### Brief
Copy out each line of the data holding "used".

--- Given data ---

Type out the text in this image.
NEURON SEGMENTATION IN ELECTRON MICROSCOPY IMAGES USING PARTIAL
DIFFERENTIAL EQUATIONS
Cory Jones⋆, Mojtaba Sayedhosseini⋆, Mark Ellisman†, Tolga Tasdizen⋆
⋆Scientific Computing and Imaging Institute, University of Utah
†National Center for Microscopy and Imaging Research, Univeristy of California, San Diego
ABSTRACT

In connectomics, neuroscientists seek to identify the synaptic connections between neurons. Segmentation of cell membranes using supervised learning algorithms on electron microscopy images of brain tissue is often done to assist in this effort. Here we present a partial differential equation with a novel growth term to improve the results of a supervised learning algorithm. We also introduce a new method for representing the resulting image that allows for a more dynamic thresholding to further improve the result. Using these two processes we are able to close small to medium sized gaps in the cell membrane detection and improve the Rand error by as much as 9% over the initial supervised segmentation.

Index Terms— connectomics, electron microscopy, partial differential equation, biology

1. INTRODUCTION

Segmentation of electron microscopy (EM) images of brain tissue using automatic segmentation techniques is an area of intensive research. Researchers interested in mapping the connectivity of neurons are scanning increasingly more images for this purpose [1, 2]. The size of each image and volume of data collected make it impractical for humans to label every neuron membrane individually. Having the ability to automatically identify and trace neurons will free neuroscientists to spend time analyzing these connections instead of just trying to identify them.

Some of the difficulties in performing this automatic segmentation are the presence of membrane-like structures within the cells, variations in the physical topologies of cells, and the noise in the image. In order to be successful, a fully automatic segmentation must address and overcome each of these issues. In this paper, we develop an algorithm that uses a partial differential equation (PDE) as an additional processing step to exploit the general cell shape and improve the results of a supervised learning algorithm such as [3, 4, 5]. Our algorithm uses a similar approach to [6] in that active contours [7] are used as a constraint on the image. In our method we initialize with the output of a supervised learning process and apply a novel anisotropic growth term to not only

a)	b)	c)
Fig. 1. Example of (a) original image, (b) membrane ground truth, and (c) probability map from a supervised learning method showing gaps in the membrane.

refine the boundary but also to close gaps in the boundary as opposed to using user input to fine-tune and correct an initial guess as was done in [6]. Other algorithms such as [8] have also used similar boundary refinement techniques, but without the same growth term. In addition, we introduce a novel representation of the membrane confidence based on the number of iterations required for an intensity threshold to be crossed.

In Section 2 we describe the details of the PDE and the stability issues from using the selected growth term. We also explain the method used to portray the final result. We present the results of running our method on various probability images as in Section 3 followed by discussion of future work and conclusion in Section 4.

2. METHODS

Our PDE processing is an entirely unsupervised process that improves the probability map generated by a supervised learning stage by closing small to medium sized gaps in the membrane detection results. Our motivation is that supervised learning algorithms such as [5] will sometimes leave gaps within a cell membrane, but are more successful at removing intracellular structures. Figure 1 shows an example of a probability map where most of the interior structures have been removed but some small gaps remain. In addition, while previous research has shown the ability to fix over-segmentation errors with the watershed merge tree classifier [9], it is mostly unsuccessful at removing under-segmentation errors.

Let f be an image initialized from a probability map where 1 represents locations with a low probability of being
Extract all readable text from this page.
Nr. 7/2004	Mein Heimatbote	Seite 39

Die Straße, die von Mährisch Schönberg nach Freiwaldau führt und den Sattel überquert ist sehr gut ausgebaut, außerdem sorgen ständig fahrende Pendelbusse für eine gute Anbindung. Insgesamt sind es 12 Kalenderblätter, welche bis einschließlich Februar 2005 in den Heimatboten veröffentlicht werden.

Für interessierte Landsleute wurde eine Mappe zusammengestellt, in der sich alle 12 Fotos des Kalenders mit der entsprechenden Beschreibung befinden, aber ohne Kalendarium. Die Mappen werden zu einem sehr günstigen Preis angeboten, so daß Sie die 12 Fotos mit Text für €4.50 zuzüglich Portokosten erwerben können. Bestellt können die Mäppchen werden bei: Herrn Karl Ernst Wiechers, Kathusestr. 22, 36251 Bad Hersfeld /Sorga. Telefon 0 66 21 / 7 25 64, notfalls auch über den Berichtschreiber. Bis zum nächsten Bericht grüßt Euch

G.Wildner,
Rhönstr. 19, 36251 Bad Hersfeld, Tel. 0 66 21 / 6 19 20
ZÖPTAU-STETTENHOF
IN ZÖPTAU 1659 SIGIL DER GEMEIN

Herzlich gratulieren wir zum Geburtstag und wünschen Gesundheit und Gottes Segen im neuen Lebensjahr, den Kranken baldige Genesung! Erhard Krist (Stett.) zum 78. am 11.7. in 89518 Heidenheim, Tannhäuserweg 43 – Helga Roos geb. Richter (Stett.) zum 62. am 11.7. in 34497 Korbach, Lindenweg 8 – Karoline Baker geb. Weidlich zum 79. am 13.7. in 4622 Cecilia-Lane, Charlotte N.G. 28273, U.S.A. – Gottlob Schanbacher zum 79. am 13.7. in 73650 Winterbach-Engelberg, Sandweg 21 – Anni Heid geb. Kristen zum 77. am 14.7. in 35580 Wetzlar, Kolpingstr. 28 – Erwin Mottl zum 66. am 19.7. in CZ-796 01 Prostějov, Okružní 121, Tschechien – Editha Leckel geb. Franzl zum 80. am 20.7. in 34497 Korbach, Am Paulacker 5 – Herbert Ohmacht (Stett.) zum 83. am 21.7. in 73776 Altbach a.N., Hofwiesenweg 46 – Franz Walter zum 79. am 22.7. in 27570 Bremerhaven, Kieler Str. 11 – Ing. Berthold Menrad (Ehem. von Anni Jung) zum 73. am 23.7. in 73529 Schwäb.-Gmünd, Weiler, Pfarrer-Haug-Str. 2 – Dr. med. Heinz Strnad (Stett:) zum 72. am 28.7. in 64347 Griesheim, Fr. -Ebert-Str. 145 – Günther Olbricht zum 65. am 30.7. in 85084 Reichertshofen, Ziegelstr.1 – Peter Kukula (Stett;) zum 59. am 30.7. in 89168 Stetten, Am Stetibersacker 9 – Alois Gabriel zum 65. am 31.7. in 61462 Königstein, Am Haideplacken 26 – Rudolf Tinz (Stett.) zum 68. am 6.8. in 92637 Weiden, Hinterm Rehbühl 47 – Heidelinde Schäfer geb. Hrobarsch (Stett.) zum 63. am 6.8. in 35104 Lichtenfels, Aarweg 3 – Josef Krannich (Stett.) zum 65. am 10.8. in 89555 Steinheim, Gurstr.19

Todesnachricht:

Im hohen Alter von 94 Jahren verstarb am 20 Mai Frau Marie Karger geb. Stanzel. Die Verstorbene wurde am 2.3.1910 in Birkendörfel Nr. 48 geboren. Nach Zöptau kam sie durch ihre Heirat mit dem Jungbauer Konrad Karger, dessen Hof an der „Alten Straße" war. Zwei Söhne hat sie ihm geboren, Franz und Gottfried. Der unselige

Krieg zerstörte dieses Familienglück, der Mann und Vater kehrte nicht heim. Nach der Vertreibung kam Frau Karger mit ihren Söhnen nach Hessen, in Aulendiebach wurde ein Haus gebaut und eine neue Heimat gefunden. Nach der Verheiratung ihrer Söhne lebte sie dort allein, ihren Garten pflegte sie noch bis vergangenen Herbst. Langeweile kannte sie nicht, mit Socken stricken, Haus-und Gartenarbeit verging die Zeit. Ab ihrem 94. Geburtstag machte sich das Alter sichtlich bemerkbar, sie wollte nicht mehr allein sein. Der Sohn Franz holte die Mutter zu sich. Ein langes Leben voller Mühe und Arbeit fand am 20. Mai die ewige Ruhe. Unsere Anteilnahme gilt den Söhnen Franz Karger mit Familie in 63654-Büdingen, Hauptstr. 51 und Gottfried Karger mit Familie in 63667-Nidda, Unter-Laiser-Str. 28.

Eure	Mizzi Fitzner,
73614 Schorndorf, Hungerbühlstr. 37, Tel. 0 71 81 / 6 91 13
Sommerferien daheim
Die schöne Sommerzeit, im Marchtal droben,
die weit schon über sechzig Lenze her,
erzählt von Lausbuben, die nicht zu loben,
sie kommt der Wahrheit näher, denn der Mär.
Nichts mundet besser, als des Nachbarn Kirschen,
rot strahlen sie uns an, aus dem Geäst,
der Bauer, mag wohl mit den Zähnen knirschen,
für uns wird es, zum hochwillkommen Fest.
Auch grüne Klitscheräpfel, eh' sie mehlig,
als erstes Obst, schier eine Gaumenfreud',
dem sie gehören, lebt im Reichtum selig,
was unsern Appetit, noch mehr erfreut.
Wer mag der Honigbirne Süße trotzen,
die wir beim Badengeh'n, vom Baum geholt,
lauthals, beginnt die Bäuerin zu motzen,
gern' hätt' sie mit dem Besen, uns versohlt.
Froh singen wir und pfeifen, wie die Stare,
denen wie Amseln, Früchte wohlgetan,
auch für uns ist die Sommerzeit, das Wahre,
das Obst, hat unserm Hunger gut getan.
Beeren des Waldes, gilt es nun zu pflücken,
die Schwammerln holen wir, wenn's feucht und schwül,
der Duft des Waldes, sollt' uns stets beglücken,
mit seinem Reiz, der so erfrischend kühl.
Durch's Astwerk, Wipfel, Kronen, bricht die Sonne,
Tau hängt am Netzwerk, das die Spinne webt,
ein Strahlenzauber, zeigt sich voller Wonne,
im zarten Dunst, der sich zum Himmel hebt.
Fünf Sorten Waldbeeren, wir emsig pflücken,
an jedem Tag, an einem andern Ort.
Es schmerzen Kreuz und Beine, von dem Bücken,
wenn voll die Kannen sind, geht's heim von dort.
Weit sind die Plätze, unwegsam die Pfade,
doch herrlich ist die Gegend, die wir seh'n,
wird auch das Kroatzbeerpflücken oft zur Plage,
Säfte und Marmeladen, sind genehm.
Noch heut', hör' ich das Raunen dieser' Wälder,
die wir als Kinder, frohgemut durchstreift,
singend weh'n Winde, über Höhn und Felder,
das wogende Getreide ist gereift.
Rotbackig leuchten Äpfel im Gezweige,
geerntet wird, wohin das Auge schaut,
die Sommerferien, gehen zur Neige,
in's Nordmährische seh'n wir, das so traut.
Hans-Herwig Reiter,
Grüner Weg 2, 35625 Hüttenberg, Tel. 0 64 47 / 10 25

---

### Result for this exercise
Some of the difficulties in performing this automatic segmentation are the presence of membrane-like structures within the cells, variations in the physical topologies of cells, and the noise in the image. In order to be successful, a fully automatic segmentation must address and overcome each of these issues. In this paper, we develop an algorithm that uses a partial differential equation (PDE) as an additional processing step to exploit the general cell shape and improve the results of a supervised learning algorithm such as [3, 4, 5]. Our algorithm uses a similar approach to [6] in that active contours [7] are used as a constraint on the image. In our method we initialize with the output of a supervised learning process and apply a novel anisotropic growth term to not only
refine the boundary but also to close gaps in the boundary as opposed to using user input to fine-tune and correct an initial guess as was done in [6]. Other algorithms such as [8] have also used similar boundary refinement techniques, but without the same growth term. In addition, we introduce a novel representation of the membrane confidence based on the number of iterations required for an intensity threshold to be crossed.
In Section 2 we describe the details of the PDE and the stability issues from using the selected growth term. We also explain the method used to portray the final result. We present the results of running our method on various probability images as in Section 3 followed by discussion of future work and conclusion in Section 4.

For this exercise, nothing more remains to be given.